• _Exercise details_:
Identify all lines of the data containing the string "REGISTRO" and copy them.

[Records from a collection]
◇ ◇ ◇

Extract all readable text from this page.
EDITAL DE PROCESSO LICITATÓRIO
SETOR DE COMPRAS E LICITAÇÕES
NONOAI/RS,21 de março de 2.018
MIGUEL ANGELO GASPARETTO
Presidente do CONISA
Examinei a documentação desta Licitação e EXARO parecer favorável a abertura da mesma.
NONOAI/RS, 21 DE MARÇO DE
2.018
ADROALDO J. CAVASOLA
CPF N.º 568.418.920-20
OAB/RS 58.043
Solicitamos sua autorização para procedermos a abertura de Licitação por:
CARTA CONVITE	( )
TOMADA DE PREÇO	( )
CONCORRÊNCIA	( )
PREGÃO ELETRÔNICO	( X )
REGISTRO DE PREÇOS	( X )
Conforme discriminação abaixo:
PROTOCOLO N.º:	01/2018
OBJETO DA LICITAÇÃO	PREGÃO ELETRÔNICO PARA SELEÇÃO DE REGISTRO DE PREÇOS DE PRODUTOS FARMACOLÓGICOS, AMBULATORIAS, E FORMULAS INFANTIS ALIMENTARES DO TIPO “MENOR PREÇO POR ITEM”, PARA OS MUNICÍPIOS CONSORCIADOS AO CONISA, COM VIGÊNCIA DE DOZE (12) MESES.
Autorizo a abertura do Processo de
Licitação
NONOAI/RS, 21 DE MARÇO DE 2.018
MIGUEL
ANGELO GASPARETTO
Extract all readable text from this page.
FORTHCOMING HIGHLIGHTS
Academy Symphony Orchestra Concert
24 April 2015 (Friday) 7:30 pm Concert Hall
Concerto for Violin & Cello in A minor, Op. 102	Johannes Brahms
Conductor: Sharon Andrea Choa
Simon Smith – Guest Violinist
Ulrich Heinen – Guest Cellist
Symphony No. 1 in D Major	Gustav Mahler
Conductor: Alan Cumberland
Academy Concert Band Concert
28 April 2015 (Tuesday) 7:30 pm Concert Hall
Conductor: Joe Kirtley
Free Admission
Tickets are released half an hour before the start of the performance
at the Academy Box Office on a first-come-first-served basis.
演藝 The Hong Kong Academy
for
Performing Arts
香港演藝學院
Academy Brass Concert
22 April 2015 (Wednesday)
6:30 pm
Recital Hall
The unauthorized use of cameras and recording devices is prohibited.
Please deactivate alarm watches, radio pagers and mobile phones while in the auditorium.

◇ ◇ ◇

• _Solved exercise_:
REGISTRO DE PREÇOS	( X )
OBJETO DA LICITAÇÃO	PREGÃO ELETRÔNICO PARA SELEÇÃO DE REGISTRO DE PREÇOS DE PRODUTOS FARMACOLÓGICOS, AMBULATORIAS, E FORMULAS INFANTIS ALIMENTARES DO TIPO “MENOR PREÇO POR ITEM”, PARA OS MUNICÍPIOS CONSORCIADOS AO CONISA, COM VIGÊNCIA DE DOZE (12) MESES.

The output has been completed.